§ Objective:
Transcribe the records that follow exactly. Skip the pictures.

↓

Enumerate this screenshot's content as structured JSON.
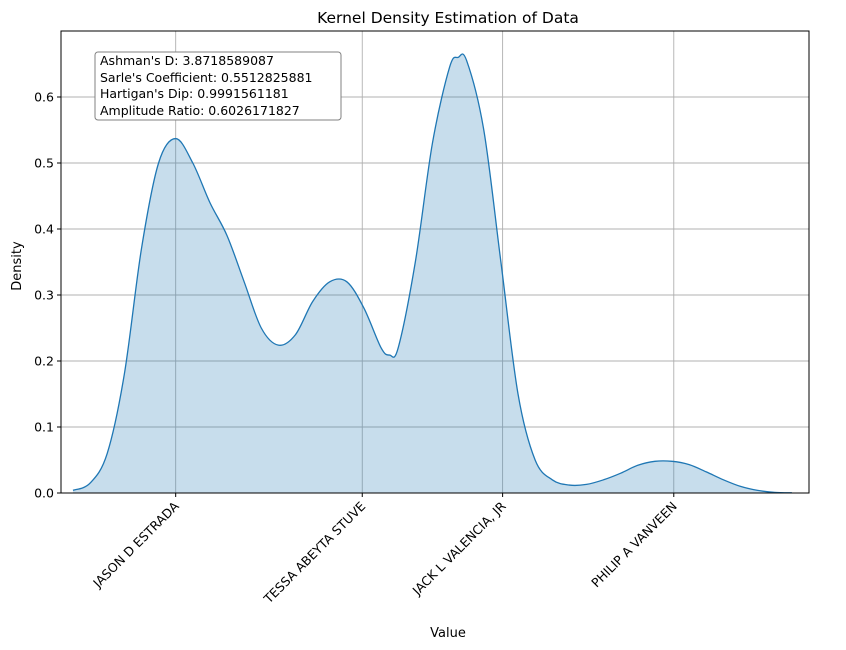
{
  "chart_data": {
    "type": "area",
    "title": "Kernel Density Estimation of Data",
    "xlabel": "Value",
    "ylabel": "Density",
    "ylim": [
      0,
      0.7
    ],
    "yticks": [
      0.0,
      0.1,
      0.2,
      0.3,
      0.4,
      0.5,
      0.6
    ],
    "ytick_labels": [
      "0.0",
      "0.1",
      "0.2",
      "0.3",
      "0.4",
      "0.5",
      "0.6"
    ],
    "grid": true,
    "xlim": [
      -0.67,
      3.7
    ],
    "categories": [
      "JASON D ESTRADA",
      "TESSA ABEYTA STUVE",
      "JACK L VALENCIA, JR",
      "PHILIP A VANVEEN"
    ],
    "category_positions": [
      0,
      1.09,
      1.91,
      2.91
    ],
    "series": [
      {
        "color": "#1f77b4",
        "fill_opacity": 0.25,
        "points": [
          [
            -0.6,
            0.004
          ],
          [
            -0.5,
            0.015
          ],
          [
            -0.4,
            0.06
          ],
          [
            -0.3,
            0.18
          ],
          [
            -0.2,
            0.37
          ],
          [
            -0.1,
            0.5
          ],
          [
            0.0,
            0.537
          ],
          [
            0.1,
            0.5
          ],
          [
            0.2,
            0.44
          ],
          [
            0.3,
            0.39
          ],
          [
            0.4,
            0.32
          ],
          [
            0.5,
            0.25
          ],
          [
            0.6,
            0.224
          ],
          [
            0.7,
            0.24
          ],
          [
            0.8,
            0.29
          ],
          [
            0.9,
            0.32
          ],
          [
            1.0,
            0.32
          ],
          [
            1.1,
            0.28
          ],
          [
            1.2,
            0.22
          ],
          [
            1.25,
            0.209
          ],
          [
            1.3,
            0.22
          ],
          [
            1.4,
            0.35
          ],
          [
            1.5,
            0.53
          ],
          [
            1.6,
            0.645
          ],
          [
            1.65,
            0.66
          ],
          [
            1.7,
            0.655
          ],
          [
            1.8,
            0.55
          ],
          [
            1.9,
            0.35
          ],
          [
            2.0,
            0.15
          ],
          [
            2.1,
            0.05
          ],
          [
            2.2,
            0.02
          ],
          [
            2.3,
            0.012
          ],
          [
            2.4,
            0.013
          ],
          [
            2.5,
            0.02
          ],
          [
            2.6,
            0.03
          ],
          [
            2.7,
            0.042
          ],
          [
            2.8,
            0.048
          ],
          [
            2.9,
            0.048
          ],
          [
            3.0,
            0.043
          ],
          [
            3.1,
            0.032
          ],
          [
            3.2,
            0.02
          ],
          [
            3.3,
            0.01
          ],
          [
            3.4,
            0.004
          ],
          [
            3.5,
            0.001
          ],
          [
            3.6,
            0.0003
          ]
        ]
      }
    ],
    "annotation": {
      "lines": [
        "Ashman's D: 3.8718589087",
        "Sarle's Coefficient: 0.5512825881",
        "Hartigan's Dip: 0.9991561181",
        "Amplitude Ratio: 0.6026171827"
      ],
      "placement": "top-left"
    }
  }
}
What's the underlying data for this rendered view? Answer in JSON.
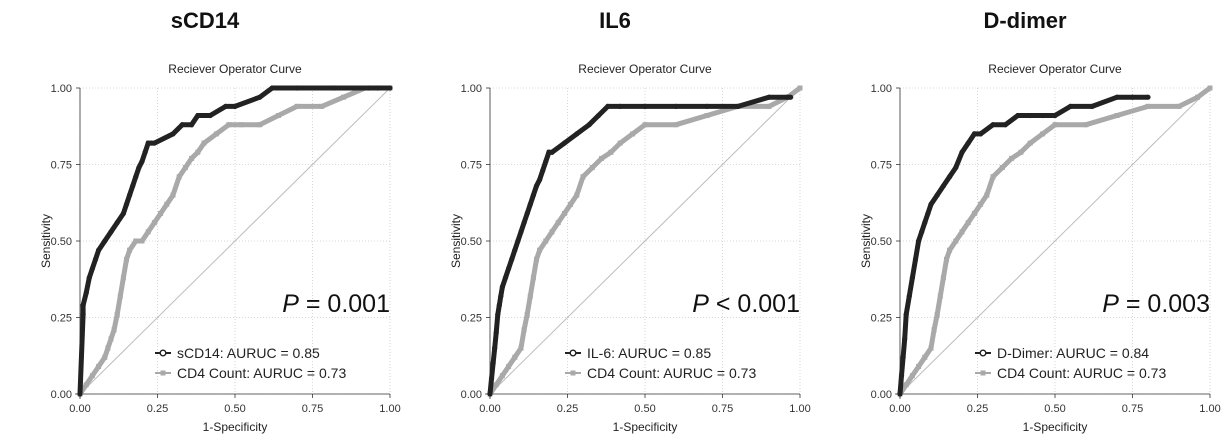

↑

§ Reply:
Enumerate this screenshot's content as structured JSON.
{
  "chart_data": {
    "type": "area",
    "title": "Kernel Density Estimation of Data",
    "xlabel": "Value",
    "ylabel": "Density",
    "ylim": [
      0,
      0.7
    ],
    "yticks": [
      0.0,
      0.1,
      0.2,
      0.3,
      0.4,
      0.5,
      0.6
    ],
    "ytick_labels": [
      "0.0",
      "0.1",
      "0.2",
      "0.3",
      "0.4",
      "0.5",
      "0.6"
    ],
    "grid": true,
    "xlim": [
      -0.67,
      3.7
    ],
    "categories": [
      "JASON D ESTRADA",
      "TESSA ABEYTA STUVE",
      "JACK L VALENCIA, JR",
      "PHILIP A VANVEEN"
    ],
    "category_positions": [
      0,
      1.09,
      1.91,
      2.91
    ],
    "series": [
      {
        "color": "#1f77b4",
        "fill_opacity": 0.25,
        "points": [
          [
            -0.6,
            0.004
          ],
          [
            -0.5,
            0.015
          ],
          [
            -0.4,
            0.06
          ],
          [
            -0.3,
            0.18
          ],
          [
            -0.2,
            0.37
          ],
          [
            -0.1,
            0.5
          ],
          [
            0.0,
            0.537
          ],
          [
            0.1,
            0.5
          ],
          [
            0.2,
            0.44
          ],
          [
            0.3,
            0.39
          ],
          [
            0.4,
            0.32
          ],
          [
            0.5,
            0.25
          ],
          [
            0.6,
            0.224
          ],
          [
            0.7,
            0.24
          ],
          [
            0.8,
            0.29
          ],
          [
            0.9,
            0.32
          ],
          [
            1.0,
            0.32
          ],
          [
            1.1,
            0.28
          ],
          [
            1.2,
            0.22
          ],
          [
            1.25,
            0.209
          ],
          [
            1.3,
            0.22
          ],
          [
            1.4,
            0.35
          ],
          [
            1.5,
            0.53
          ],
          [
            1.6,
            0.645
          ],
          [
            1.65,
            0.66
          ],
          [
            1.7,
            0.655
          ],
          [
            1.8,
            0.55
          ],
          [
            1.9,
            0.35
          ],
          [
            2.0,
            0.15
          ],
          [
            2.1,
            0.05
          ],
          [
            2.2,
            0.02
          ],
          [
            2.3,
            0.012
          ],
          [
            2.4,
            0.013
          ],
          [
            2.5,
            0.02
          ],
          [
            2.6,
            0.03
          ],
          [
            2.7,
            0.042
          ],
          [
            2.8,
            0.048
          ],
          [
            2.9,
            0.048
          ],
          [
            3.0,
            0.043
          ],
          [
            3.1,
            0.032
          ],
          [
            3.2,
            0.02
          ],
          [
            3.3,
            0.01
          ],
          [
            3.4,
            0.004
          ],
          [
            3.5,
            0.001
          ],
          [
            3.6,
            0.0003
          ]
        ]
      }
    ],
    "annotation": {
      "lines": [
        "Ashman's D: 3.8718589087",
        "Sarle's Coefficient: 0.5512825881",
        "Hartigan's Dip: 0.9991561181",
        "Amplitude Ratio: 0.6026171827"
      ],
      "placement": "top-left"
    }
  }
}
What's the underlying data for this rendered view? Answer in JSON.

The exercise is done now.